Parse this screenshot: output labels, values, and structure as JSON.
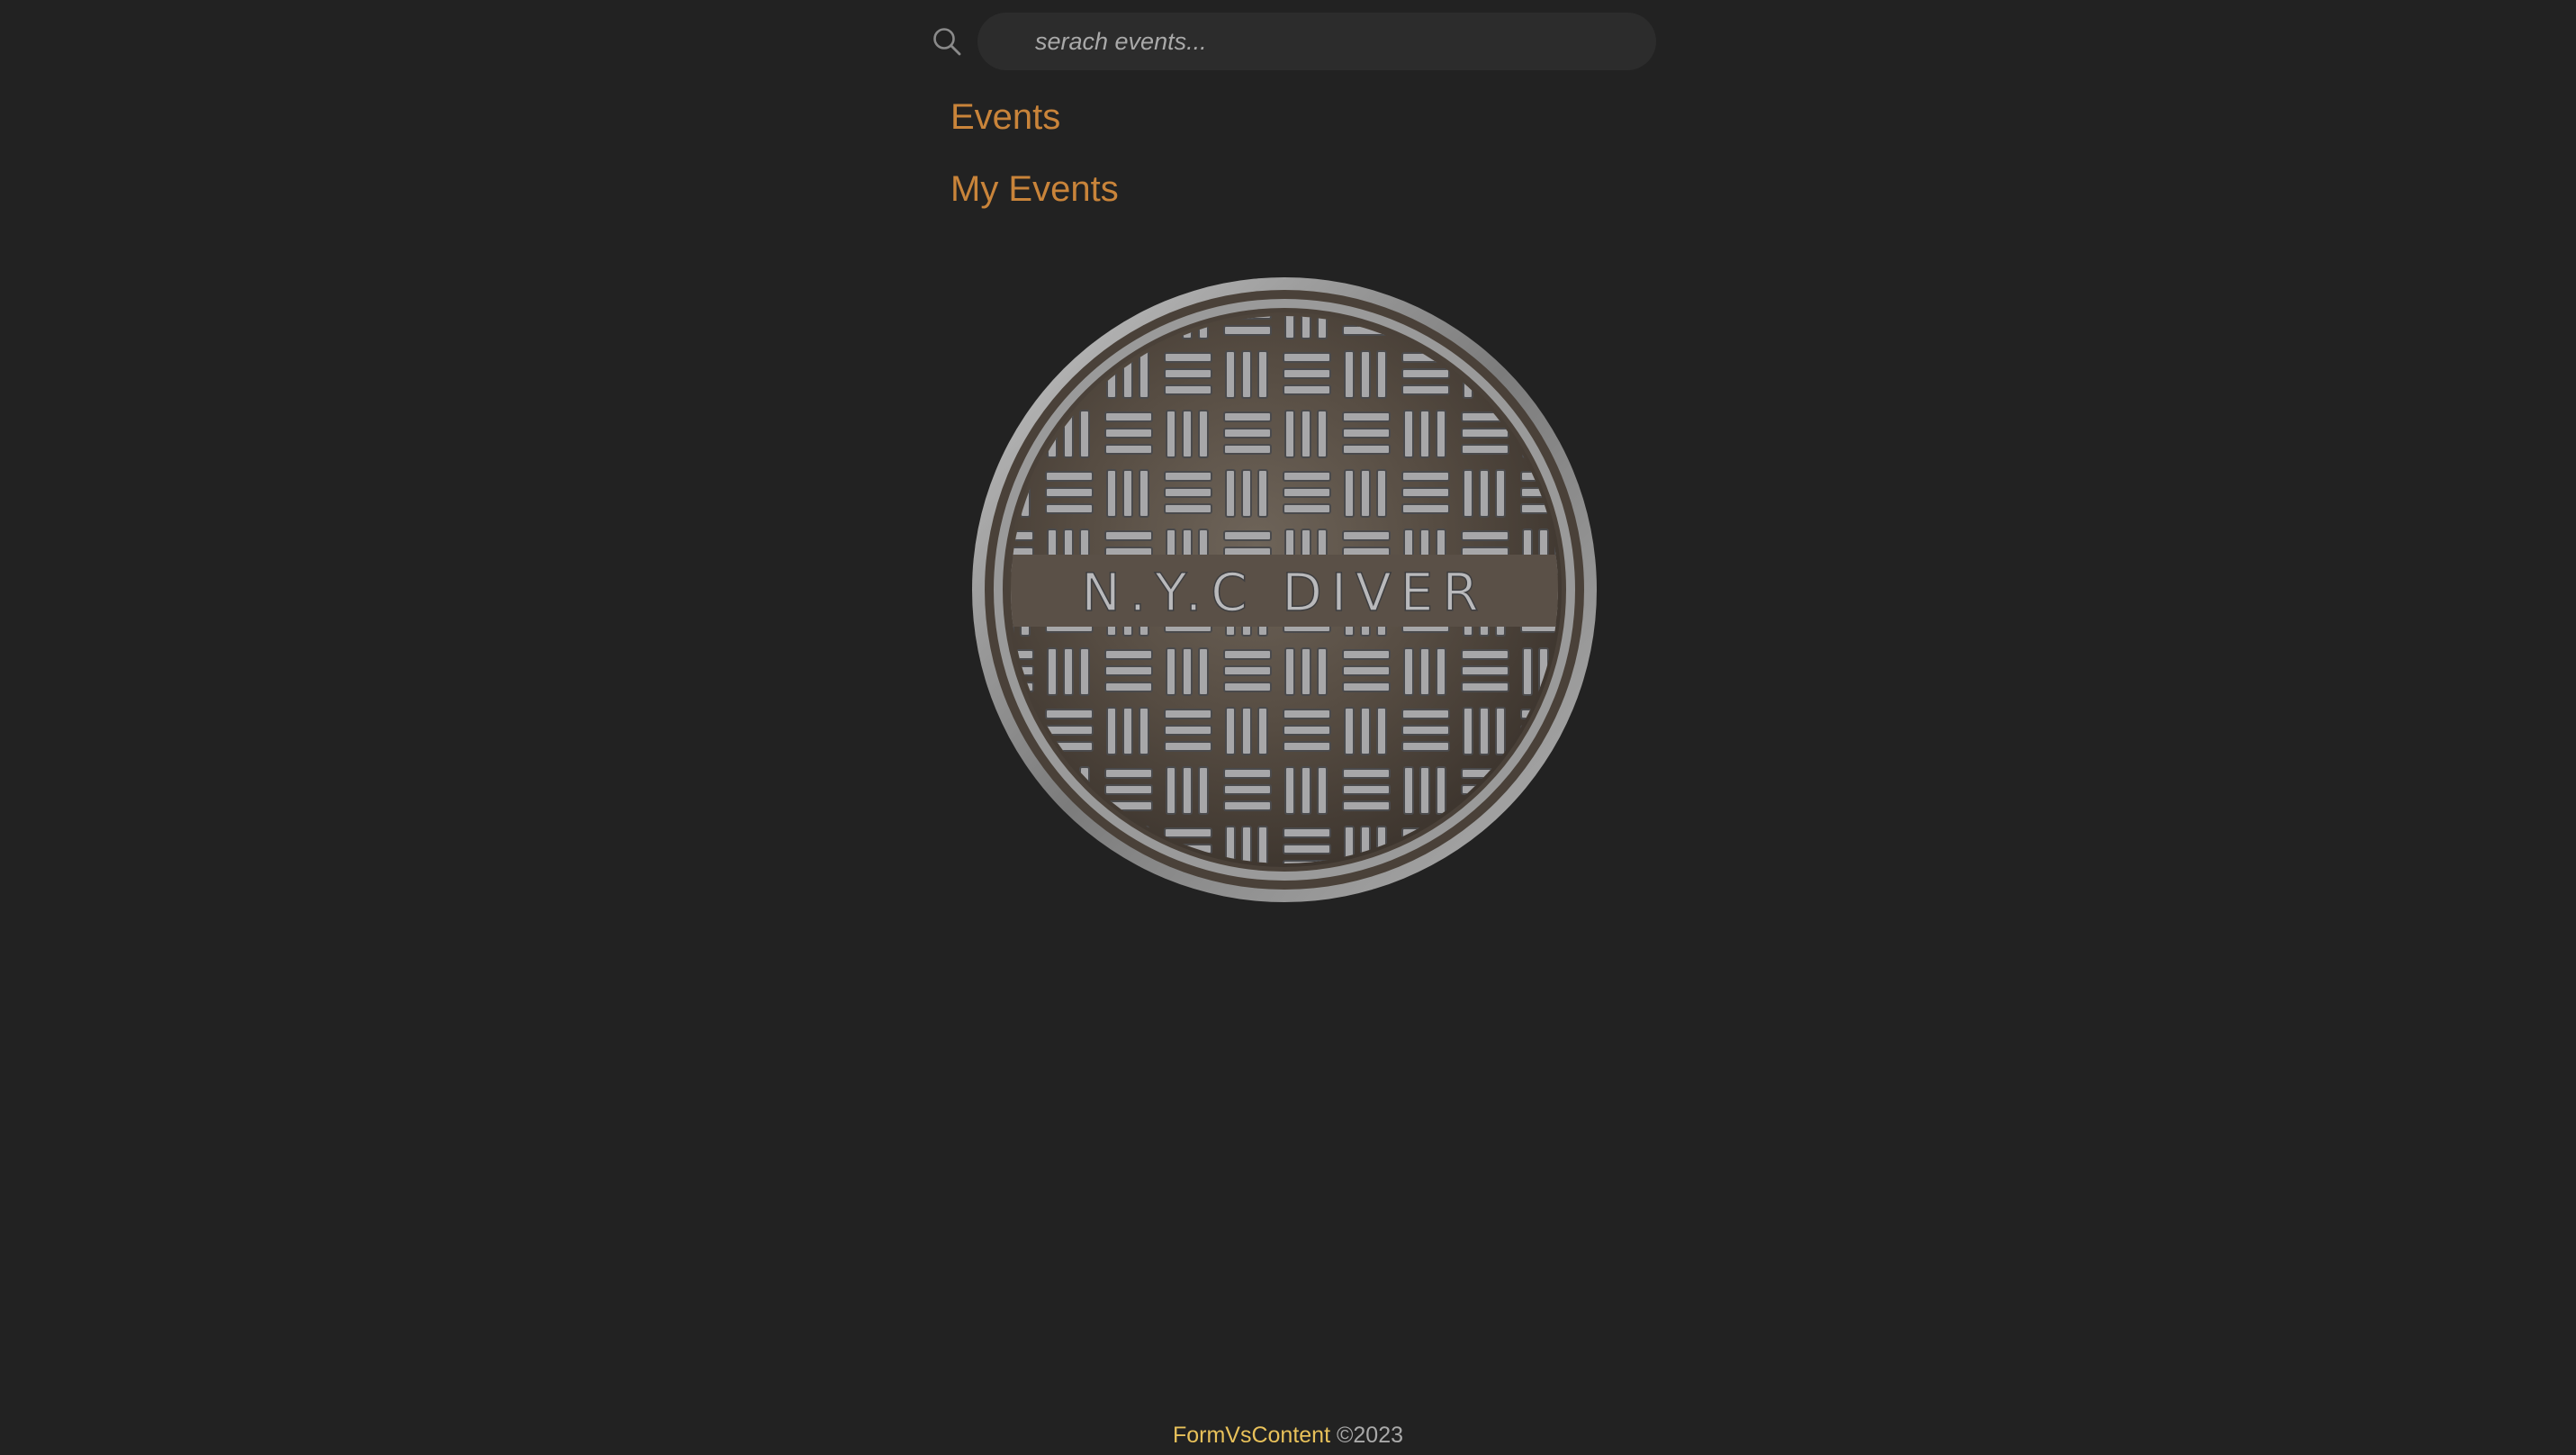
{
  "search": {
    "placeholder": "serach events...",
    "value": ""
  },
  "nav": {
    "items": [
      {
        "label": "Events"
      },
      {
        "label": "My Events"
      }
    ]
  },
  "hero": {
    "image": "nyc-sewer-manhole-cover",
    "cover_text": "N.Y.C DIVER"
  },
  "footer": {
    "brand": "FormVsContent",
    "copyright": "©2023"
  },
  "colors": {
    "background": "#222222",
    "link": "#c9843a",
    "brand": "#e8c15a",
    "muted": "#a9a9a9"
  },
  "icons": {
    "search": "search-icon"
  }
}
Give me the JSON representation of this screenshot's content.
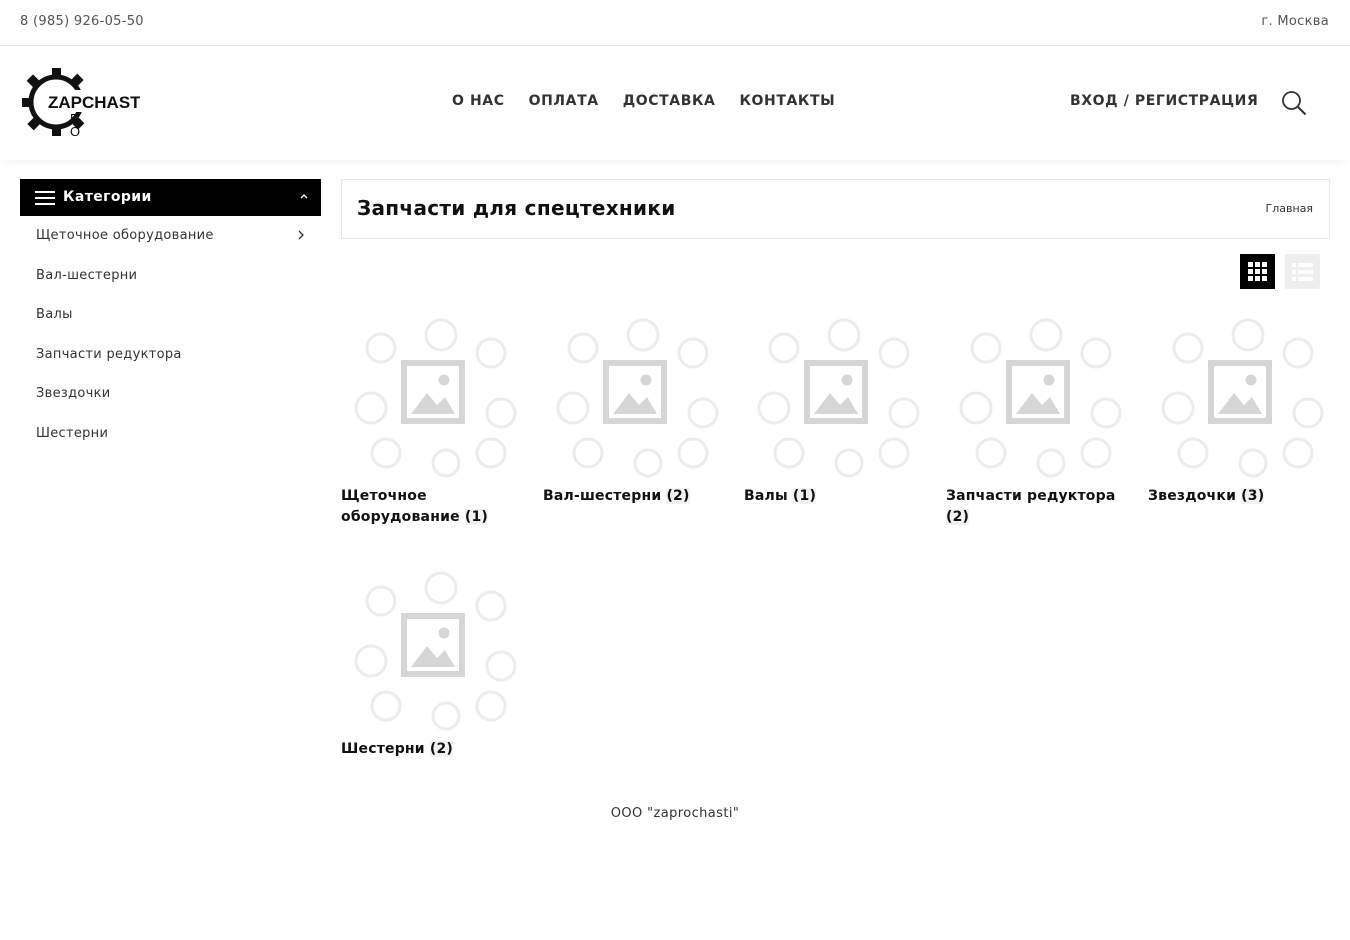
{
  "topbar": {
    "phone": "8 (985) 926-05-50",
    "city": "г. Москва"
  },
  "logo": {
    "text": "ZAPCHASTI",
    "r": "R",
    "o": "O"
  },
  "nav": [
    {
      "label": "О НАС"
    },
    {
      "label": "ОПЛАТА"
    },
    {
      "label": "ДОСТАВКА"
    },
    {
      "label": "КОНТАКТЫ"
    }
  ],
  "account": {
    "login_label": "ВХОД / РЕГИСТРАЦИЯ"
  },
  "sidebar": {
    "title": "Категории",
    "items": [
      {
        "label": "Щеточное оборудование",
        "has_children": true
      },
      {
        "label": "Вал-шестерни"
      },
      {
        "label": "Валы"
      },
      {
        "label": "Запчасти редуктора"
      },
      {
        "label": "Звездочки"
      },
      {
        "label": "Шестерни"
      }
    ]
  },
  "page": {
    "title": "Запчасти для спецтехники",
    "breadcrumb": "Главная"
  },
  "products": [
    {
      "name": "Щеточное оборудование",
      "count": "(1)"
    },
    {
      "name": "Вал-шестерни",
      "count": "(2)"
    },
    {
      "name": "Валы",
      "count": "(1)"
    },
    {
      "name": "Запчасти редуктора",
      "count": "(2)"
    },
    {
      "name": "Звездочки",
      "count": "(3)"
    },
    {
      "name": "Шестерни",
      "count": "(2)"
    }
  ],
  "footer": {
    "text": "ООО \"zaprochasti\""
  }
}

+++

## AIM
Exactly the lines from the one with "Give me the" through the end of the listing above are to be repeated, with no pictures.

## EXPECTED ANSWER
Give me the JSON representation of this screenshot's content.
{
  "topbar": {
    "phone": "8 (985) 926-05-50",
    "city": "г. Москва"
  },
  "logo": {
    "text": "ZAPCHASTI",
    "r": "R",
    "o": "O"
  },
  "nav": [
    {
      "label": "О НАС"
    },
    {
      "label": "ОПЛАТА"
    },
    {
      "label": "ДОСТАВКА"
    },
    {
      "label": "КОНТАКТЫ"
    }
  ],
  "account": {
    "login_label": "ВХОД / РЕГИСТРАЦИЯ"
  },
  "sidebar": {
    "title": "Категории",
    "items": [
      {
        "label": "Щеточное оборудование",
        "has_children": true
      },
      {
        "label": "Вал-шестерни"
      },
      {
        "label": "Валы"
      },
      {
        "label": "Запчасти редуктора"
      },
      {
        "label": "Звездочки"
      },
      {
        "label": "Шестерни"
      }
    ]
  },
  "page": {
    "title": "Запчасти для спецтехники",
    "breadcrumb": "Главная"
  },
  "products": [
    {
      "name": "Щеточное оборудование",
      "count": "(1)"
    },
    {
      "name": "Вал-шестерни",
      "count": "(2)"
    },
    {
      "name": "Валы",
      "count": "(1)"
    },
    {
      "name": "Запчасти редуктора",
      "count": "(2)"
    },
    {
      "name": "Звездочки",
      "count": "(3)"
    },
    {
      "name": "Шестерни",
      "count": "(2)"
    }
  ],
  "footer": {
    "text": "ООО \"zaprochasti\""
  }
}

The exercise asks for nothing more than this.